* _DATA UNDER STUDY_
= = =

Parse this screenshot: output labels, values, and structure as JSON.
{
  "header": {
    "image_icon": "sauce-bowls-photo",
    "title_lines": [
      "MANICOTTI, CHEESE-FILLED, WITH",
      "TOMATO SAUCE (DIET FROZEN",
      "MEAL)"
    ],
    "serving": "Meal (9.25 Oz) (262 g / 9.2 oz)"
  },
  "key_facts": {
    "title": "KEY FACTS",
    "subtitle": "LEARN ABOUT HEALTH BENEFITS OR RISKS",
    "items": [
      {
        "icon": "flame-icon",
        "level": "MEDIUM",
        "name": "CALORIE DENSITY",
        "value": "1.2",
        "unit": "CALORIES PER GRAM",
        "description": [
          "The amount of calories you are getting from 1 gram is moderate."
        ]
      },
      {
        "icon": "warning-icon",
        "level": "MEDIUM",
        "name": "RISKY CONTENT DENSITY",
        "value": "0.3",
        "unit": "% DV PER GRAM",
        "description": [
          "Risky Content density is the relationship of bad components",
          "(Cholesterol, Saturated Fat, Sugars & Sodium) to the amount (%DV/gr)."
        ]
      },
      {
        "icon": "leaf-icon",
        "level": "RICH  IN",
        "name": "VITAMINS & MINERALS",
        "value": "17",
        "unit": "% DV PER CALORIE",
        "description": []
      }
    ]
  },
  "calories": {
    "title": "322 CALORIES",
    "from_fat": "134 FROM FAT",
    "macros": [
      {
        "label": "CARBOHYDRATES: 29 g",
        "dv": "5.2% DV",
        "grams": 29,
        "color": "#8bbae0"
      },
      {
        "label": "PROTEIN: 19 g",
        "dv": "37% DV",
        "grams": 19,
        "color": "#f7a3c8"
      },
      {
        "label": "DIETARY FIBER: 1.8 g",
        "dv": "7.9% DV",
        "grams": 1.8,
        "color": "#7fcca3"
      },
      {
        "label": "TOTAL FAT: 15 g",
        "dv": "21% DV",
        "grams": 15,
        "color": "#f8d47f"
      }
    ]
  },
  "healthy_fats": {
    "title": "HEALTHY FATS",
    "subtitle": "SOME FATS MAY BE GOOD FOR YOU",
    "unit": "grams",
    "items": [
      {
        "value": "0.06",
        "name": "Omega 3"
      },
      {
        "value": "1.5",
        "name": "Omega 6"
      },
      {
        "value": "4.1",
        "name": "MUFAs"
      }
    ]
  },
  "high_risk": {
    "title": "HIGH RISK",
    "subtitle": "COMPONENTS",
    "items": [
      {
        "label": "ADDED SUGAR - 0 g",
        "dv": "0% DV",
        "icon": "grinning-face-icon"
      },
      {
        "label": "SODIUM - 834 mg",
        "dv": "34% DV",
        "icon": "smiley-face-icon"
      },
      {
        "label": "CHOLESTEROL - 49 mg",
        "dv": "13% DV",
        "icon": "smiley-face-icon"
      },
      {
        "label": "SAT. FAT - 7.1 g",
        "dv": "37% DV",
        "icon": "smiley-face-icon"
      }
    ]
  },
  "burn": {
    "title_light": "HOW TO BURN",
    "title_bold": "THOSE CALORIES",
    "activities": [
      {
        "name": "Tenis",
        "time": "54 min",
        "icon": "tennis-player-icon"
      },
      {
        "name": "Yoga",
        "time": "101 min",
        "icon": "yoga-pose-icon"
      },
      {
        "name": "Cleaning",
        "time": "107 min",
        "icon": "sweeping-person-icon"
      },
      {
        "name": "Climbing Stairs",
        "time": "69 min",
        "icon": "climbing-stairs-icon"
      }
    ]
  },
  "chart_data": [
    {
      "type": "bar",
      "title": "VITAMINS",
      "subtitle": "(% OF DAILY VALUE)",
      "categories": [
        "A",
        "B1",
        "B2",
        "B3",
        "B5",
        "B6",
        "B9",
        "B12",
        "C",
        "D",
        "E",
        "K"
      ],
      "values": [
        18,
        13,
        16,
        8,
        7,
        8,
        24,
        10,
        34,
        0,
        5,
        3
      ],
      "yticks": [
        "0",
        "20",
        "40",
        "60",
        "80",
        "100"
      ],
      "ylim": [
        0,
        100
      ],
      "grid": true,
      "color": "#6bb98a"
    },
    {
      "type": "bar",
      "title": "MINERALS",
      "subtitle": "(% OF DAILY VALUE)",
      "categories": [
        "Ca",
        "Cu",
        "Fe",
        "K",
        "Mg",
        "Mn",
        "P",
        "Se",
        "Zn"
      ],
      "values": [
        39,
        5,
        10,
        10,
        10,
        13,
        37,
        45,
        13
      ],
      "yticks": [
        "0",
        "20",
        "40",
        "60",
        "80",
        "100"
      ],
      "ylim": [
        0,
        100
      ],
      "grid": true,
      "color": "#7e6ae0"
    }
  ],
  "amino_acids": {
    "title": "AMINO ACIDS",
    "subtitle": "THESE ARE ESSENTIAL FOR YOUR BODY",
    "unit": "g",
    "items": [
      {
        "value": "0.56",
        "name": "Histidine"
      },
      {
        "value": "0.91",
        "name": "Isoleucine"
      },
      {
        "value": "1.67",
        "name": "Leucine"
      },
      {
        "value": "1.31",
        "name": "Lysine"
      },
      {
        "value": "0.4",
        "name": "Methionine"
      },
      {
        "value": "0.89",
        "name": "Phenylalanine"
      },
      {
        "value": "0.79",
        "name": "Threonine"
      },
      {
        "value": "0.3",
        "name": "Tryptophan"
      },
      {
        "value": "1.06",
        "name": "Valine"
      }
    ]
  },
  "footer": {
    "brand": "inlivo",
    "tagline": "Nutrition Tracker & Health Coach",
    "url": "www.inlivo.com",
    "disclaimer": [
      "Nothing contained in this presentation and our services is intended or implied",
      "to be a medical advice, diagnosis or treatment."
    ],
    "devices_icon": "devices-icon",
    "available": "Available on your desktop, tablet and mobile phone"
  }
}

= = =

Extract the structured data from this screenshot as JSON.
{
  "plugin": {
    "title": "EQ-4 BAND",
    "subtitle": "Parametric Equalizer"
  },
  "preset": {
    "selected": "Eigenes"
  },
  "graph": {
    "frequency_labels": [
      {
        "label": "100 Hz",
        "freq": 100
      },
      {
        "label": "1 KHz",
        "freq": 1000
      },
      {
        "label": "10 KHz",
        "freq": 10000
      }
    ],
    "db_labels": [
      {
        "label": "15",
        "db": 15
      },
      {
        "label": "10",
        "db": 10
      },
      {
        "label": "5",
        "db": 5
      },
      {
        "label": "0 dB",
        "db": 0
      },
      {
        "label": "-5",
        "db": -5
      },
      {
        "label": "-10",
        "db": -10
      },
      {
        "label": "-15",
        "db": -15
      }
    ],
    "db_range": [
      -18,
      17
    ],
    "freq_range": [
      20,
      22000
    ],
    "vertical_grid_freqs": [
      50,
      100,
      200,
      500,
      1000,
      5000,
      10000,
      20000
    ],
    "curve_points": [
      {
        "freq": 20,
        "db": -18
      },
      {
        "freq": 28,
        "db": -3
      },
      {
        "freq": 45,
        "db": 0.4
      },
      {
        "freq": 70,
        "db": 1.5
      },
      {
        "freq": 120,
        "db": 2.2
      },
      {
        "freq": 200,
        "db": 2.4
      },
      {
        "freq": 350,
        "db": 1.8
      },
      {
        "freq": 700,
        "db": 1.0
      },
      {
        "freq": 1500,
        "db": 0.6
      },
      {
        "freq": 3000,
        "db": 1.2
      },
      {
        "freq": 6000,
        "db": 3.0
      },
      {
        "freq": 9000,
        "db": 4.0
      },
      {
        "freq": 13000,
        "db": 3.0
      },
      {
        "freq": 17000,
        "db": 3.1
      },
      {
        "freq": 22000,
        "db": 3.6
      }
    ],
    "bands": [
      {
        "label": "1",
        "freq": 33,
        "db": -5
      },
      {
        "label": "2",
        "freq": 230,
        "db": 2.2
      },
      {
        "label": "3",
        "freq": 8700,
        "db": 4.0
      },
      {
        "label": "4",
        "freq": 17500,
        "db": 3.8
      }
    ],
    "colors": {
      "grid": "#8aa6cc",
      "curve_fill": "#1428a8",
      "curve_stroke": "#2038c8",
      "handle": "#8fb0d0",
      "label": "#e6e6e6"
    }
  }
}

= = =

* _GOAL OF THE EXERCISE_
Your answer should be the lines of the records that hold the string "time".

* _ANSWER TO THIS EXERCISE_
        "time": "54 min",
        "time": "101 min",
        "time": "107 min",
        "time": "69 min",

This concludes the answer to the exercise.